Set task
Repeat each entry as written, dropping any picture you find.
○ ○ ○ ○
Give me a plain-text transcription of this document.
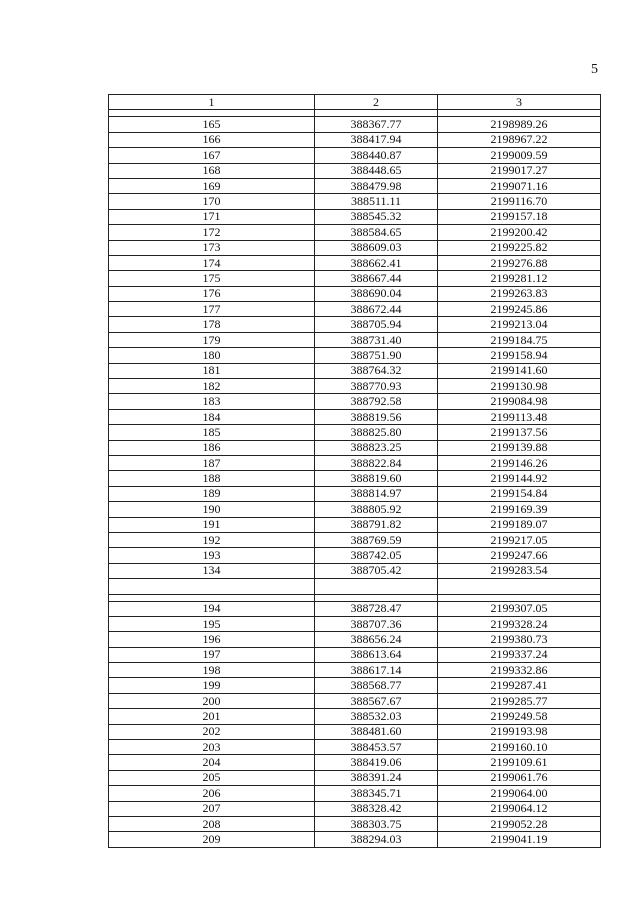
5
1	2	3

165	388367.77	2198989.26
166	388417.94	2198967.22
167	388440.87	2199009.59
168	388448.65	2199017.27
169	388479.98	2199071.16
170	388511.11	2199116.70
171	388545.32	2199157.18
172	388584.65	2199200.42
173	388609.03	2199225.82
174	388662.41	2199276.88
175	388667.44	2199281.12
176	388690.04	2199263.83
177	388672.44	2199245.86
178	388705.94	2199213.04
179	388731.40	2199184.75
180	388751.90	2199158.94
181	388764.32	2199141.60
182	388770.93	2199130.98
183	388792.58	2199084.98
184	388819.56	2199113.48
185	388825.80	2199137.56
186	388823.25	2199139.88
187	388822.84	2199146.26
188	388819.60	2199144.92
189	388814.97	2199154.84
190	388805.92	2199169.39
191	388791.82	2199189.07
192	388769.59	2199217.05
193	388742.05	2199247.66
134	388705.42	2199283.54

194	388728.47	2199307.05
195	388707.36	2199328.24
196	388656.24	2199380.73
197	388613.64	2199337.24
198	388617.14	2199332.86
199	388568.77	2199287.41
200	388567.67	2199285.77
201	388532.03	2199249.58
202	388481.60	2199193.98
203	388453.57	2199160.10
204	388419.06	2199109.61
205	388391.24	2199061.76
206	388345.71	2199064.00
207	388328.42	2199064.12
208	388303.75	2199052.28
209	388294.03	2199041.19
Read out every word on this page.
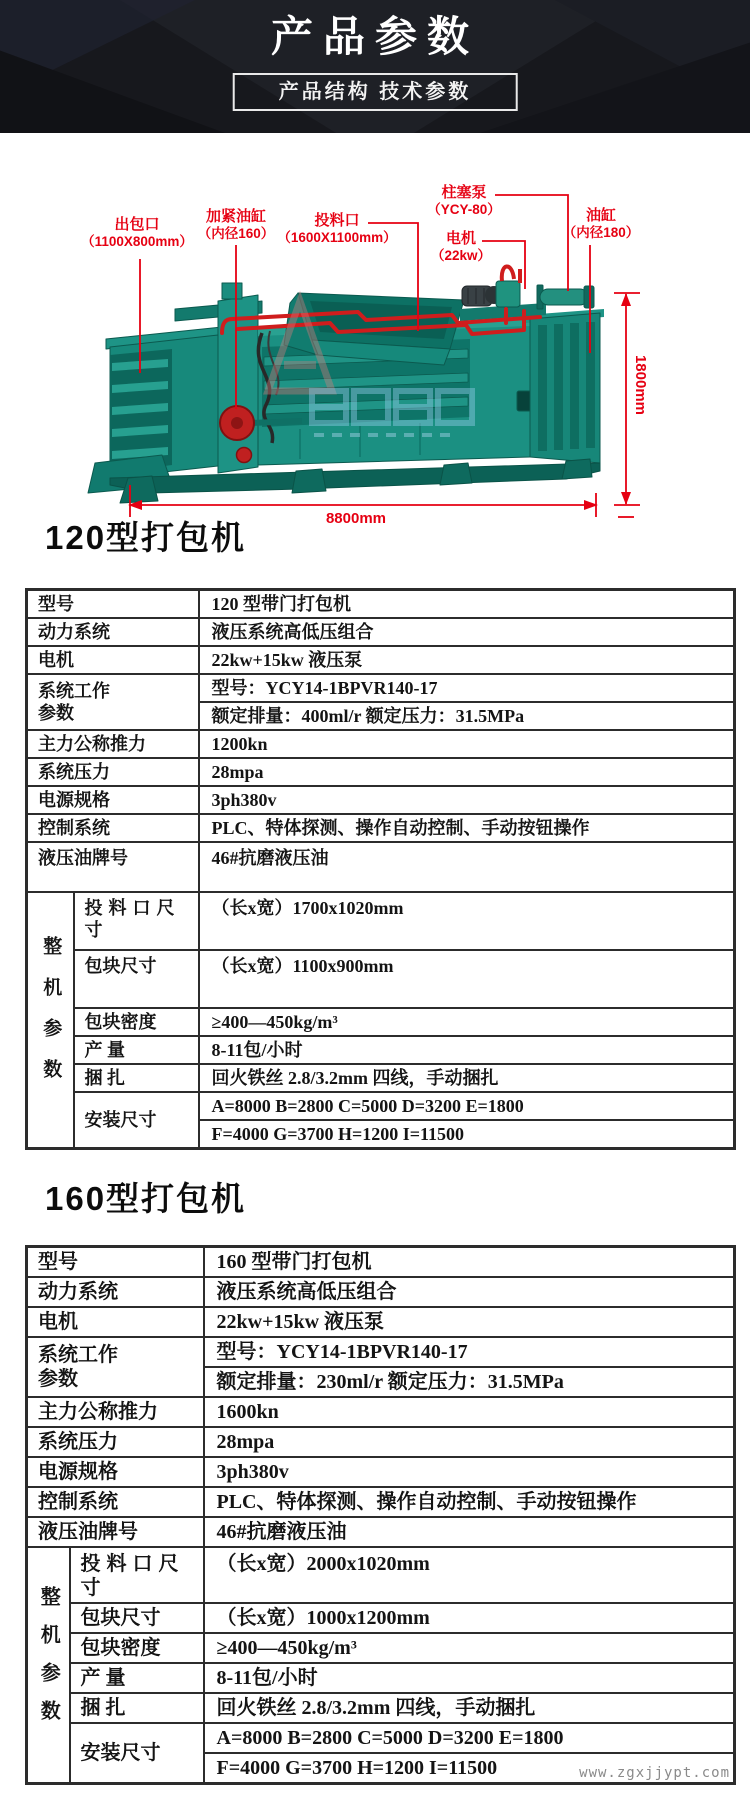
产品参数
产品结构 技术参数
出包口
（1100X800mm）
加紧油缸
（内径160）
投料口
（1600X1100mm）
柱塞泵
（YCY-80）
电机
（22kw）
油缸
（内径180）
8800mm
1800mm
120型打包机
型号		120 型带门打包机
动力系统		液压系统高低压组合
电机		22kw+15kw 液压泵

系统工作
参数		型号：YCY14-1BPVR140-17
		额定排量：400ml/r 额定压力：31.5MPa
主力公称推力		1200kn
系统压力		28mpa
电源规格		3ph380v
控制系统		PLC、特体探测、操作自动控制、手动按钮操作
液压油牌号		46#抗磨液压油
整机参数	投料口尺寸	（长x宽）1700x1020mm
	包块尺寸	（长x宽）1100x900mm
	包块密度	≥400—450kg/m³
	产 量	8-11包/小时
	捆 扎	回火铁丝 2.8/3.2mm 四线，手动捆扎
	安装尺寸	A=8000 B=2800 C=5000 D=3200 E=1800
		F=4000 G=3700 H=1200 I=11500
160型打包机
型号		160 型带门打包机
动力系统		液压系统高低压组合
电机		22kw+15kw 液压泵

系统工作
参数		型号：YCY14-1BPVR140-17
		额定排量：230ml/r 额定压力：31.5MPa
主力公称推力		1600kn
系统压力		28mpa
电源规格		3ph380v
控制系统		PLC、特体探测、操作自动控制、手动按钮操作
液压油牌号		46#抗磨液压油
整机参数	投料口尺寸	（长x宽）2000x1020mm
	包块尺寸	（长x宽）1000x1200mm
	包块密度	≥400—450kg/m³
	产 量	8-11包/小时
	捆 扎	回火铁丝 2.8/3.2mm 四线，手动捆扎
	安装尺寸	A=8000 B=2800 C=5000 D=3200 E=1800
		F=4000 G=3700 H=1200 I=11500	www.zgxjjypt.com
○ ○ ○ ○
The output
Give me a plain-text transcription of this document.
5
1	2	3

165	388367.77	2198989.26
166	388417.94	2198967.22
167	388440.87	2199009.59
168	388448.65	2199017.27
169	388479.98	2199071.16
170	388511.11	2199116.70
171	388545.32	2199157.18
172	388584.65	2199200.42
173	388609.03	2199225.82
174	388662.41	2199276.88
175	388667.44	2199281.12
176	388690.04	2199263.83
177	388672.44	2199245.86
178	388705.94	2199213.04
179	388731.40	2199184.75
180	388751.90	2199158.94
181	388764.32	2199141.60
182	388770.93	2199130.98
183	388792.58	2199084.98
184	388819.56	2199113.48
185	388825.80	2199137.56
186	388823.25	2199139.88
187	388822.84	2199146.26
188	388819.60	2199144.92
189	388814.97	2199154.84
190	388805.92	2199169.39
191	388791.82	2199189.07
192	388769.59	2199217.05
193	388742.05	2199247.66
134	388705.42	2199283.54

194	388728.47	2199307.05
195	388707.36	2199328.24
196	388656.24	2199380.73
197	388613.64	2199337.24
198	388617.14	2199332.86
199	388568.77	2199287.41
200	388567.67	2199285.77
201	388532.03	2199249.58
202	388481.60	2199193.98
203	388453.57	2199160.10
204	388419.06	2199109.61
205	388391.24	2199061.76
206	388345.71	2199064.00
207	388328.42	2199064.12
208	388303.75	2199052.28
209	388294.03	2199041.19
Read out every word on this page.
产品参数
产品结构 技术参数
出包口
（1100X800mm）
加紧油缸
（内径160）
投料口
（1600X1100mm）
柱塞泵
（YCY-80）
电机
（22kw）
油缸
（内径180）
8800mm
1800mm
120型打包机
型号		120 型带门打包机
动力系统		液压系统高低压组合
电机		22kw+15kw 液压泵

系统工作
参数		型号：YCY14-1BPVR140-17
		额定排量：400ml/r 额定压力：31.5MPa
主力公称推力		1200kn
系统压力		28mpa
电源规格		3ph380v
控制系统		PLC、特体探测、操作自动控制、手动按钮操作
液压油牌号		46#抗磨液压油
整机参数	投料口尺寸	（长x宽）1700x1020mm
	包块尺寸	（长x宽）1100x900mm
	包块密度	≥400—450kg/m³
	产 量	8-11包/小时
	捆 扎	回火铁丝 2.8/3.2mm 四线，手动捆扎
	安装尺寸	A=8000 B=2800 C=5000 D=3200 E=1800
		F=4000 G=3700 H=1200 I=11500
160型打包机
型号		160 型带门打包机
动力系统		液压系统高低压组合
电机		22kw+15kw 液压泵

系统工作
参数		型号：YCY14-1BPVR140-17
		额定排量：230ml/r 额定压力：31.5MPa
主力公称推力		1600kn
系统压力		28mpa
电源规格		3ph380v
控制系统		PLC、特体探测、操作自动控制、手动按钮操作
液压油牌号		46#抗磨液压油
整机参数	投料口尺寸	（长x宽）2000x1020mm
	包块尺寸	（长x宽）1000x1200mm
	包块密度	≥400—450kg/m³
	产 量	8-11包/小时
	捆 扎	回火铁丝 2.8/3.2mm 四线，手动捆扎
	安装尺寸	A=8000 B=2800 C=5000 D=3200 E=1800
		F=4000 G=3700 H=1200 I=11500	www.zgxjjypt.com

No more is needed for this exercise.